▶ _Given request_:
Locate every line in the records below that contains the word "this", and copy each one.

═════ Recorded information ═════

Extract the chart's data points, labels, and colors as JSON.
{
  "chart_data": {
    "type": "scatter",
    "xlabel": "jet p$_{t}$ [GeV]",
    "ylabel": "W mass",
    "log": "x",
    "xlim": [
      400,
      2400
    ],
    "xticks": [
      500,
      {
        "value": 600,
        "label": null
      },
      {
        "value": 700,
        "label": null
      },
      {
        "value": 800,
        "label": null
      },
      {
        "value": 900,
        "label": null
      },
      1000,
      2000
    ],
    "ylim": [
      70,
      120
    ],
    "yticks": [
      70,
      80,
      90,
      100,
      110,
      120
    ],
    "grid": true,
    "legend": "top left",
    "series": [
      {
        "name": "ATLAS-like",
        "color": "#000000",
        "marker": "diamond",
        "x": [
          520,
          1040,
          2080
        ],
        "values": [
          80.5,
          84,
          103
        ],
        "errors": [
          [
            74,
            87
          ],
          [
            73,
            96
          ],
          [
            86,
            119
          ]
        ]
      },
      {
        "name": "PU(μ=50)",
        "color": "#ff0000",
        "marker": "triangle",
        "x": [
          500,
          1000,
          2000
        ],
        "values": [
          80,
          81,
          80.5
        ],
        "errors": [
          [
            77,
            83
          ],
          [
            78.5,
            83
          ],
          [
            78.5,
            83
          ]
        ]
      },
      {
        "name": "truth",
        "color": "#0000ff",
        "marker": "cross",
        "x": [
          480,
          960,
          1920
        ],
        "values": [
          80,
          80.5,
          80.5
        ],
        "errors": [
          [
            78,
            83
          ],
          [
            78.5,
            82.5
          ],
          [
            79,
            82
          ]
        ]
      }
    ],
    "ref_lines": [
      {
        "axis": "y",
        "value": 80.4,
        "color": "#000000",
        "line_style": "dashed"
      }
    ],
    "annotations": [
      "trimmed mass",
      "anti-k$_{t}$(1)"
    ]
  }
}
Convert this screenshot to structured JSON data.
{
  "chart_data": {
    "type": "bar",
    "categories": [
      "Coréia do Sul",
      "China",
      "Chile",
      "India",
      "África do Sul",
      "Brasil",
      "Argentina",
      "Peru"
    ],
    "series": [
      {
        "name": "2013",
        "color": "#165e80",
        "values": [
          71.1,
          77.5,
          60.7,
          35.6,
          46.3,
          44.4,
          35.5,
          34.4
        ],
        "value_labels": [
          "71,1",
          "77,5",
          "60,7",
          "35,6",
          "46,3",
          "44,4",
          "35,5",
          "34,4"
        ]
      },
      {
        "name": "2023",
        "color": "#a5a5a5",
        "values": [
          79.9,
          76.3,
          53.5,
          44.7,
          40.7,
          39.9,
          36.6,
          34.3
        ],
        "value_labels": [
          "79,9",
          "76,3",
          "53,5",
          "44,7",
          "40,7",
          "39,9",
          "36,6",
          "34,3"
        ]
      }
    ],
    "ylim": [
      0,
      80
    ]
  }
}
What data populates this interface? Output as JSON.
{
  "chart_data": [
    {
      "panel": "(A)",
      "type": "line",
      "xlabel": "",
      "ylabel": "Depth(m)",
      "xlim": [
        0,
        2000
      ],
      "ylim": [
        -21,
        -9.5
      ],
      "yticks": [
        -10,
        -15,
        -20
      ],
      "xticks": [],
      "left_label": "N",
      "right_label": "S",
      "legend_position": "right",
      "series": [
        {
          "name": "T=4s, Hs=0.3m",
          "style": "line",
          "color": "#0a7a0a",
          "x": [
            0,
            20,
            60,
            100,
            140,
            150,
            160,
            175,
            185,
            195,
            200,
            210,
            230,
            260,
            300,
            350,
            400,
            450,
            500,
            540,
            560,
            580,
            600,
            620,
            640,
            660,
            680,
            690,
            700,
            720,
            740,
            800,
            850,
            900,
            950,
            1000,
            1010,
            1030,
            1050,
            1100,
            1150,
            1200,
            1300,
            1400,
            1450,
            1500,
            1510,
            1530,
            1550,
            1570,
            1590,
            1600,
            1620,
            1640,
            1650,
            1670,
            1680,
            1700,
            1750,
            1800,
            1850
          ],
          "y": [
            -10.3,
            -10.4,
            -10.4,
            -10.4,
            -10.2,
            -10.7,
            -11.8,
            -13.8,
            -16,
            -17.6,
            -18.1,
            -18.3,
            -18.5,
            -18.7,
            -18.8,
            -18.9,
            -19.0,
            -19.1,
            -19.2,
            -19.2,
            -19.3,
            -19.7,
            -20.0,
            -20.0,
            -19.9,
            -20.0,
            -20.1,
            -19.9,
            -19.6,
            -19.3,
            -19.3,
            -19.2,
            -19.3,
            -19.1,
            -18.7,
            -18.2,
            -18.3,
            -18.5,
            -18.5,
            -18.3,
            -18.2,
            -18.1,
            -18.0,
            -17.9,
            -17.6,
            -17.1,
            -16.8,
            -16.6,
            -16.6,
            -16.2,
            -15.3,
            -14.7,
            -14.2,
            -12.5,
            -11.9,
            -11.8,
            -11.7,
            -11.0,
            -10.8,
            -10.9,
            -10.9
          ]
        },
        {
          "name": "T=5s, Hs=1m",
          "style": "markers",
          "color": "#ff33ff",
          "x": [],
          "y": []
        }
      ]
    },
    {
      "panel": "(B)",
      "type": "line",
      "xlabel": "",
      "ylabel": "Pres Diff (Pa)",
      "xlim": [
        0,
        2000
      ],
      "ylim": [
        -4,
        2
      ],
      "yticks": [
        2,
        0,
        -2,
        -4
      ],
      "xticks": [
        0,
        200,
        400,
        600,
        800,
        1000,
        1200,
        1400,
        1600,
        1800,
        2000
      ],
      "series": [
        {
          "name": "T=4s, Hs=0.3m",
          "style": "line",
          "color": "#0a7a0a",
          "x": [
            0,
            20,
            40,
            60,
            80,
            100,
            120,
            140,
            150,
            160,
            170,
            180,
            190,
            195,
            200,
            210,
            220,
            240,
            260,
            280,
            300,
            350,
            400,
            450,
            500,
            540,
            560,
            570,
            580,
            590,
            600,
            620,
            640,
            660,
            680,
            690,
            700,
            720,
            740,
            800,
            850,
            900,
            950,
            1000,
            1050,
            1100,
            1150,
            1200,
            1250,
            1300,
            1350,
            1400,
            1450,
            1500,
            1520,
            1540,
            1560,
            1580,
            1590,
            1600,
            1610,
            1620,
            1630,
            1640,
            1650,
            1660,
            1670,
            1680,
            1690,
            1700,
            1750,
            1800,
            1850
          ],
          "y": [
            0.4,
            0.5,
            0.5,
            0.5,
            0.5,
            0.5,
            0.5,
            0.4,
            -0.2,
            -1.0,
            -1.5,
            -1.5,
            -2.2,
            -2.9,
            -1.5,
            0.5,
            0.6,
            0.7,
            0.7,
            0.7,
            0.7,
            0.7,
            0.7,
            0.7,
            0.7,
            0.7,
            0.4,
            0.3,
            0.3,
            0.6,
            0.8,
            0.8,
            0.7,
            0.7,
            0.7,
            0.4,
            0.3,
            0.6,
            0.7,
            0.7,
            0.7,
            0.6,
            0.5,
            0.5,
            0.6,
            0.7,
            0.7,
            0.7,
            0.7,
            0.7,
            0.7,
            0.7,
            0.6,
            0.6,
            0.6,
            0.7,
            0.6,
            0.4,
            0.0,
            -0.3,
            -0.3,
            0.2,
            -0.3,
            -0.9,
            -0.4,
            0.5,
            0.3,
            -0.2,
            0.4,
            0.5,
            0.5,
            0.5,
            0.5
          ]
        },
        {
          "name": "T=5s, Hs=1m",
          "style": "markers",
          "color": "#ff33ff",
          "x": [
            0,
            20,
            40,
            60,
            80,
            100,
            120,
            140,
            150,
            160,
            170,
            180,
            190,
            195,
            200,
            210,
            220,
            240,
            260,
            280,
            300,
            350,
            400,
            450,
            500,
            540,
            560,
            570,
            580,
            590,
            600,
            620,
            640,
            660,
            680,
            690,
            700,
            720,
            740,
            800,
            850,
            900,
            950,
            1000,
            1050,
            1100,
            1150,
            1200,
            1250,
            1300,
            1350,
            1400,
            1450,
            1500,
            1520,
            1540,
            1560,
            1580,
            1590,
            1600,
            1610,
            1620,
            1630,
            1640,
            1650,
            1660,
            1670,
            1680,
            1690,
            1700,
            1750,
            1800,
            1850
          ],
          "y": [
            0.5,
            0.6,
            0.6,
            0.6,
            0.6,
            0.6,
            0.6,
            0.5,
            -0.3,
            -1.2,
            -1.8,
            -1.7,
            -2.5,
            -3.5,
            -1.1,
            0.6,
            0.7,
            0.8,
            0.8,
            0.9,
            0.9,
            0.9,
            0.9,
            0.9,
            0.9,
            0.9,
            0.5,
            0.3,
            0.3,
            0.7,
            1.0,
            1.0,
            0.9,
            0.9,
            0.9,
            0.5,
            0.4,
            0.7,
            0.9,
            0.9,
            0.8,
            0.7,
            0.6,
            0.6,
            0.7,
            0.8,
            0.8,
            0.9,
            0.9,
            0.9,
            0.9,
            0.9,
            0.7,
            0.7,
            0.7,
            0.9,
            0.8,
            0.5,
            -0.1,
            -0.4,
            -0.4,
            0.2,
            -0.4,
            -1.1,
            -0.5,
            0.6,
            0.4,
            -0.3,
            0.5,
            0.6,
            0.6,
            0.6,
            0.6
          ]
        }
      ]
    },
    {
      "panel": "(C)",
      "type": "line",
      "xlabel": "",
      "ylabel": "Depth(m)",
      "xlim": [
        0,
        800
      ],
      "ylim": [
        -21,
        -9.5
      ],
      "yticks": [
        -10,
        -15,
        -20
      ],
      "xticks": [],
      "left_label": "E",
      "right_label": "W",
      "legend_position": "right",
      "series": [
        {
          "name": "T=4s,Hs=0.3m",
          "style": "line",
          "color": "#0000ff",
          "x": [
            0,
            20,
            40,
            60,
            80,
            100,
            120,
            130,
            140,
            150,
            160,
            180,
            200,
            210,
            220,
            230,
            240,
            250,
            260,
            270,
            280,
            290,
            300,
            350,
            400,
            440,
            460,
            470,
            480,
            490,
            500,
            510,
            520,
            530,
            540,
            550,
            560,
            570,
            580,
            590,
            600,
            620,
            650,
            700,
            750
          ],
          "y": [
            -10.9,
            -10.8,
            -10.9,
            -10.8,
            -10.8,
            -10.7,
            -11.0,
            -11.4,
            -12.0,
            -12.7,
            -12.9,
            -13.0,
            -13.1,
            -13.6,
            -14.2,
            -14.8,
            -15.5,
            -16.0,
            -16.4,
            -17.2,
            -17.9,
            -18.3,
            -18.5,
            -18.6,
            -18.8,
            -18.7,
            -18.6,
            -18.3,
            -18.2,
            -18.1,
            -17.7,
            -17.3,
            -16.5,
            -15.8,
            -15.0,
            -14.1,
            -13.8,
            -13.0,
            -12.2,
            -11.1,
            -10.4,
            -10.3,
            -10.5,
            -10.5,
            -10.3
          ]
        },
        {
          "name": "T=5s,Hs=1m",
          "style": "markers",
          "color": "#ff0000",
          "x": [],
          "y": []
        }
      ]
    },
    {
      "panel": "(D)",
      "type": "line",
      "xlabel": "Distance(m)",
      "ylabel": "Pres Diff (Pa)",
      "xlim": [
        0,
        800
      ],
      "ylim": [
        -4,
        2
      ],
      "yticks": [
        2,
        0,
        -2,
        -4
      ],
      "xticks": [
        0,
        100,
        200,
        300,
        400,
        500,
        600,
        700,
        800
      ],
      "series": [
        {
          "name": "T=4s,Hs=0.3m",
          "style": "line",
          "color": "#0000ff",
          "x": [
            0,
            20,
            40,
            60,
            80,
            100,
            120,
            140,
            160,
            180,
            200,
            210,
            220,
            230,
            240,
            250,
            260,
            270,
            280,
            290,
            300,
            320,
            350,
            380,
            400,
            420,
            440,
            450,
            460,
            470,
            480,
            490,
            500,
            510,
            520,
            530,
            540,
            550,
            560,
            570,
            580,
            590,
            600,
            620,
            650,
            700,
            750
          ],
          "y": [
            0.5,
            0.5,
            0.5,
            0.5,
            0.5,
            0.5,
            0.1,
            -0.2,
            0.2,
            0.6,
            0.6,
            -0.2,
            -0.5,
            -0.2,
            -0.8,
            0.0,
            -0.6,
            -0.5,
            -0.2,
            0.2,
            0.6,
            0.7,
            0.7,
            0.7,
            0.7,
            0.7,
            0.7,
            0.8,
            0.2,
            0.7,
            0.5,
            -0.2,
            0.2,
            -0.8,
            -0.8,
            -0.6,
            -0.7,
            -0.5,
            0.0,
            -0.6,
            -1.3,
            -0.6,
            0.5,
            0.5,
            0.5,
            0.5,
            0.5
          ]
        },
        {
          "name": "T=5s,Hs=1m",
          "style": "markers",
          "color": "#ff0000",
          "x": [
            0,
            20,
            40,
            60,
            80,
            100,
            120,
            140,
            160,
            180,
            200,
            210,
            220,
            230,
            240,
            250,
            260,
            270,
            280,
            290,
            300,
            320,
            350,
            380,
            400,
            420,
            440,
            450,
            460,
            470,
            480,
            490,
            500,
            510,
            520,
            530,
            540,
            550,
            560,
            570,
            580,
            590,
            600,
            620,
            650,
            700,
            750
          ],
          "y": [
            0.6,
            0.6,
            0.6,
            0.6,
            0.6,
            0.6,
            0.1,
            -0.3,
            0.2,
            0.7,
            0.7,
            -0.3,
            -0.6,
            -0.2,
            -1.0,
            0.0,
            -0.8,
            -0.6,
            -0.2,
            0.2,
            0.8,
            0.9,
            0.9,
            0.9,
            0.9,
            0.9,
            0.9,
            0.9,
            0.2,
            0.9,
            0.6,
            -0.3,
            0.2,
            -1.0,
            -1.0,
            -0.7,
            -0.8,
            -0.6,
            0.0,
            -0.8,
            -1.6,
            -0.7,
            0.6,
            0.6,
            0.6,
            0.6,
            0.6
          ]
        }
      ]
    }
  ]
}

═════

▶ _Exercise response_:
Convert this screenshot to structured JSON data.
What data populates this interface? Output as JSON.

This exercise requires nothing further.